— START OF Dataset excerpts —

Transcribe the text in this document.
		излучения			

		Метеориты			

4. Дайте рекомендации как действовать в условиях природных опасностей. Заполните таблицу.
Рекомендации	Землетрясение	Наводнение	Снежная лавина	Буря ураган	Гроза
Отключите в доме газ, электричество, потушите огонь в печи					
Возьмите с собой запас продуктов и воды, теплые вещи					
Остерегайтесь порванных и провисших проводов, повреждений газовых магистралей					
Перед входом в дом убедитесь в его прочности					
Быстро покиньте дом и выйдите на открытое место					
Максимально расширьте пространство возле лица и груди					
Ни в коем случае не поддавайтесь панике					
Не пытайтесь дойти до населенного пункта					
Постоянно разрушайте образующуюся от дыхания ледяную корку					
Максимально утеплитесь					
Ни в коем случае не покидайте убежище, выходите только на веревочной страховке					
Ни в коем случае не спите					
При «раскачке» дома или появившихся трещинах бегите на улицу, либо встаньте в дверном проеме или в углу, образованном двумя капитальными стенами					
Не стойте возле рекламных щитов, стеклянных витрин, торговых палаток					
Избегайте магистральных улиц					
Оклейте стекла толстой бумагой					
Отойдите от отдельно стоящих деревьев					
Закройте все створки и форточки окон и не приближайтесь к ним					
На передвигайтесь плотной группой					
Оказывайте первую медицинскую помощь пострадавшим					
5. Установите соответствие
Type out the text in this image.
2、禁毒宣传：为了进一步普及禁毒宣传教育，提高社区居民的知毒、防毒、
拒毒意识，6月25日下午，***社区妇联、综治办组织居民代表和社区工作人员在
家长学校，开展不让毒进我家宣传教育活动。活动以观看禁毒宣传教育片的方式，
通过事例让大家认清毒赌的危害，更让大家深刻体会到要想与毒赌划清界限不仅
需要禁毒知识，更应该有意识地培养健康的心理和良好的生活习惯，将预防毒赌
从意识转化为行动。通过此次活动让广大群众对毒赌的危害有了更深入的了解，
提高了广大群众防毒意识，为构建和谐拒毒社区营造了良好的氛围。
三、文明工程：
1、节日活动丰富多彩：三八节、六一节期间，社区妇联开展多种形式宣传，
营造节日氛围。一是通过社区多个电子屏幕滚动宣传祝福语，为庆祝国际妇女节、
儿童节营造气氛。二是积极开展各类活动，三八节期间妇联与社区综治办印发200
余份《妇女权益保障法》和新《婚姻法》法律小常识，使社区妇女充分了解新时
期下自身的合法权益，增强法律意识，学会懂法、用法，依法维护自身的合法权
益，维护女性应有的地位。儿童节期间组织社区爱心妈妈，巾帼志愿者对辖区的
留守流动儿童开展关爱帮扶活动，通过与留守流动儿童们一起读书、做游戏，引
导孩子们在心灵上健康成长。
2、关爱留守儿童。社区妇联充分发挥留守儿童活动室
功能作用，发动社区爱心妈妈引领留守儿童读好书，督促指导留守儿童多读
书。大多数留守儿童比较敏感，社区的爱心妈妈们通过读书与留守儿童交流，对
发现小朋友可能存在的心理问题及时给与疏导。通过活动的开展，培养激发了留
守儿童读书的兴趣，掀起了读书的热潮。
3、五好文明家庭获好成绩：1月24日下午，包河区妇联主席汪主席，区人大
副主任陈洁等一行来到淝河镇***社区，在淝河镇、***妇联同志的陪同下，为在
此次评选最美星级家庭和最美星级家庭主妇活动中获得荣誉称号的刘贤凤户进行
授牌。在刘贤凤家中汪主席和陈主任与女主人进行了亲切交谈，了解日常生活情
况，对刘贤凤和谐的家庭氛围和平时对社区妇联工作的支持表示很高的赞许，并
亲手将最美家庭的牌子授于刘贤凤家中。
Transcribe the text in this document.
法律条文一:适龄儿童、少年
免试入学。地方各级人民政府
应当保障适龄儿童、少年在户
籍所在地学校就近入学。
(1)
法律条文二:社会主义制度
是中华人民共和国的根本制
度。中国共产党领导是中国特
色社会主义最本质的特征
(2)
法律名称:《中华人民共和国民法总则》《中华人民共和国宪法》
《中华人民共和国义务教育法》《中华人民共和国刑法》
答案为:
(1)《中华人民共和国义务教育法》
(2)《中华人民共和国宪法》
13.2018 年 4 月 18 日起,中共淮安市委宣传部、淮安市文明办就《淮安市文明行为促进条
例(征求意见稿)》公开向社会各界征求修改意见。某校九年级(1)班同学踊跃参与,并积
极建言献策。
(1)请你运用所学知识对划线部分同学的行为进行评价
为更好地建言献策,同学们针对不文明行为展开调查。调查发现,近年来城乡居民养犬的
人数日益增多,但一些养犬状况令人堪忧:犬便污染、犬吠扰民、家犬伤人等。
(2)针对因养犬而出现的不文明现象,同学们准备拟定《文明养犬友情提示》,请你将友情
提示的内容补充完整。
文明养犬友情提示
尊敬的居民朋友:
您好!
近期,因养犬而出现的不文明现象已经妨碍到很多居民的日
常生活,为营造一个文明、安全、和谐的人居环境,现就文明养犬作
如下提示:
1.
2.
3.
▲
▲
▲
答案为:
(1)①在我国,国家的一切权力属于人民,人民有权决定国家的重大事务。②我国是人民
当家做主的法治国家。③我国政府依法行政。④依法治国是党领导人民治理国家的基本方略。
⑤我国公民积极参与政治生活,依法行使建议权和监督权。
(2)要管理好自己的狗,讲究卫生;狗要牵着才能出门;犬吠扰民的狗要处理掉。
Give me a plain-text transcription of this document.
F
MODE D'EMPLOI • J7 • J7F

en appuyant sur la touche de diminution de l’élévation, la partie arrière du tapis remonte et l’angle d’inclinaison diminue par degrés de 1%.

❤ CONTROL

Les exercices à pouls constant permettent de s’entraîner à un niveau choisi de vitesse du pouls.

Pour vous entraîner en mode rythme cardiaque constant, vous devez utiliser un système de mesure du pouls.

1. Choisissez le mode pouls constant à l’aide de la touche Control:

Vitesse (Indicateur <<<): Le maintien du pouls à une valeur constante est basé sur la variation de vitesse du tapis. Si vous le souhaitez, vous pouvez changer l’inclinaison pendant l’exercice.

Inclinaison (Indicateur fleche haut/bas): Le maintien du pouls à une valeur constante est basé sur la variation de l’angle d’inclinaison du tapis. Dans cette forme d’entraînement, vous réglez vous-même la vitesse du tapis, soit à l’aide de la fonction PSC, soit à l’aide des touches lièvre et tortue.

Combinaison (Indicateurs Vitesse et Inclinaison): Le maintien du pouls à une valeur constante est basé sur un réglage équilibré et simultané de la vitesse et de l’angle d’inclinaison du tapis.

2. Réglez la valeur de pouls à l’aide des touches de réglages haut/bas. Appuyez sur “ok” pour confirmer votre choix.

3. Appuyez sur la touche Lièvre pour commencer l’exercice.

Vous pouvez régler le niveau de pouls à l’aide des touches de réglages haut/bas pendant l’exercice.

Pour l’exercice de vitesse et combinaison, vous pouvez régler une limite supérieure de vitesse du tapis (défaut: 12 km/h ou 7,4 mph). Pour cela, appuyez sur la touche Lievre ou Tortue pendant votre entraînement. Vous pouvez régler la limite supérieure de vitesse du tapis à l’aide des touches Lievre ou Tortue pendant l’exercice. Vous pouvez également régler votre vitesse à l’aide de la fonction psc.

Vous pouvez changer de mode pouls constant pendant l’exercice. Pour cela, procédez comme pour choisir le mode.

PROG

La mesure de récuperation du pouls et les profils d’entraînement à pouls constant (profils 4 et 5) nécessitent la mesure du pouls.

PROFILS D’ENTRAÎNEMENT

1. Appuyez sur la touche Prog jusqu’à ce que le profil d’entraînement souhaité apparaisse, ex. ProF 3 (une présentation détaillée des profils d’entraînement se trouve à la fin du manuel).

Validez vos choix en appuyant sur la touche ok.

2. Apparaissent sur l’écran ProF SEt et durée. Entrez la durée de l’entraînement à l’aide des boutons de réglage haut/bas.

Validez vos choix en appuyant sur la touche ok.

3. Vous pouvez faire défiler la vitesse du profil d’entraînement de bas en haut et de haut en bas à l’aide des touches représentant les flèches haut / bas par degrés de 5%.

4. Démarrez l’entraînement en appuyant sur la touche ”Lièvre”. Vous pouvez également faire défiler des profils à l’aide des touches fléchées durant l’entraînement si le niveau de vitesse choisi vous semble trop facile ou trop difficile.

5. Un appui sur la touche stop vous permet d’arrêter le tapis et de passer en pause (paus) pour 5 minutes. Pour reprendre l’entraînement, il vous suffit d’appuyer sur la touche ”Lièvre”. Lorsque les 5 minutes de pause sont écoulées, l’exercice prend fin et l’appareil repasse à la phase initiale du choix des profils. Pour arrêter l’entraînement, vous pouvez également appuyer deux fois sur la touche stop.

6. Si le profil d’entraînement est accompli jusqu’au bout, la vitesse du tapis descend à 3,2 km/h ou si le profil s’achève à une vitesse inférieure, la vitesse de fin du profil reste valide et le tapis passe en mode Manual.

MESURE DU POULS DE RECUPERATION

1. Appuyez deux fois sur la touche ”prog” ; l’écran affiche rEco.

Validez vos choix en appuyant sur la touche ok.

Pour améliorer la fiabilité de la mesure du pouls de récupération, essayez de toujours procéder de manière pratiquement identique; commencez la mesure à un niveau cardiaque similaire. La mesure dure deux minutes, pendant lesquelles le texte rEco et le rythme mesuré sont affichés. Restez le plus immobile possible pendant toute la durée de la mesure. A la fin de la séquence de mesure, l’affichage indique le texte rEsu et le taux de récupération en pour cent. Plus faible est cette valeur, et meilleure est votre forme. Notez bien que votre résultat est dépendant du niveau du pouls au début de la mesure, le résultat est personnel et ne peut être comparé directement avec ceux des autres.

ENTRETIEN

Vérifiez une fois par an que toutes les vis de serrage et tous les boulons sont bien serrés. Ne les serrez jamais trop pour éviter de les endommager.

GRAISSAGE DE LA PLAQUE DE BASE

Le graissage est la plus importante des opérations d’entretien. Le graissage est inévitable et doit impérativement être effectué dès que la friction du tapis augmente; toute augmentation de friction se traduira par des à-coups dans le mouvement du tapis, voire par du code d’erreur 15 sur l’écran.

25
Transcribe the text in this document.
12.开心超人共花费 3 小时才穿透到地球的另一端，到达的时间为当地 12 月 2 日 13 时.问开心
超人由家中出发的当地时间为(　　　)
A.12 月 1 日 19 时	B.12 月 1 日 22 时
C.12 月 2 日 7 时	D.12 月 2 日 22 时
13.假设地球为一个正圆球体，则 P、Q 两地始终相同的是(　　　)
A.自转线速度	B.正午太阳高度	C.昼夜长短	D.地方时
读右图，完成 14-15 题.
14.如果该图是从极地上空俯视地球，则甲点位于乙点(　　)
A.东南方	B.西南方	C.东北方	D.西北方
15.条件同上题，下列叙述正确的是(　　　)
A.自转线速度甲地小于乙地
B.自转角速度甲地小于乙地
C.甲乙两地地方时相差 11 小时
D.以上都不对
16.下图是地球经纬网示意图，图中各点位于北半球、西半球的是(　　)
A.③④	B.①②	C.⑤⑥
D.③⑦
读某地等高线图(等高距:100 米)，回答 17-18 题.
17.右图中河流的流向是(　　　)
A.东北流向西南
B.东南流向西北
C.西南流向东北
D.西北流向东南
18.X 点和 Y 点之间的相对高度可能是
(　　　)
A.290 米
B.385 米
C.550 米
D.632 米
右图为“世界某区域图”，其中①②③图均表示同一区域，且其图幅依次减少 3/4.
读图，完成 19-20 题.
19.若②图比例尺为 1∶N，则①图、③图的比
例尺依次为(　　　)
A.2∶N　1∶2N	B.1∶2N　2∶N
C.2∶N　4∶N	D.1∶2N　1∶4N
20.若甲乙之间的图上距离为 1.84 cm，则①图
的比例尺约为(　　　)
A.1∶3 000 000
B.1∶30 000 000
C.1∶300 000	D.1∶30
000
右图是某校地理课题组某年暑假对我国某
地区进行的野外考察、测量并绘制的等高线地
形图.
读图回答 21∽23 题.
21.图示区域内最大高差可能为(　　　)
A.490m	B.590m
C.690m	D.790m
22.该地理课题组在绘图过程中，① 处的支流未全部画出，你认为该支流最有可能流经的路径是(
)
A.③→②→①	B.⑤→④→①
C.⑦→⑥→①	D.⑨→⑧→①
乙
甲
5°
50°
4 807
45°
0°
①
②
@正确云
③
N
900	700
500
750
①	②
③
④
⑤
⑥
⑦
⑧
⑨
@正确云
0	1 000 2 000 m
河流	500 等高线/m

— END OF Dataset excerpts —

Short exercise ::
Select every line of the records holding the string "durée".

Written answer ::
2. Apparaissent sur l’écran ProF SEt et durée. Entrez la durée de l’entraînement à l’aide des boutons de réglage haut/bas.
Pour améliorer la fiabilité de la mesure du pouls de récupération, essayez de toujours procéder de manière pratiquement identique; commencez la mesure à un niveau cardiaque similaire. La mesure dure deux minutes, pendant lesquelles le texte rEco et le rythme mesuré sont affichés. Restez le plus immobile possible pendant toute la durée de la mesure. A la fin de la séquence de mesure, l’affichage indique le texte rEsu et le taux de récupération en pour cent. Plus faible est cette valeur, et meilleure est votre forme. Notez bien que votre résultat est dépendant du niveau du pouls au début de la mesure, le résultat est personnel et ne peut être comparé directement avec ceux des autres.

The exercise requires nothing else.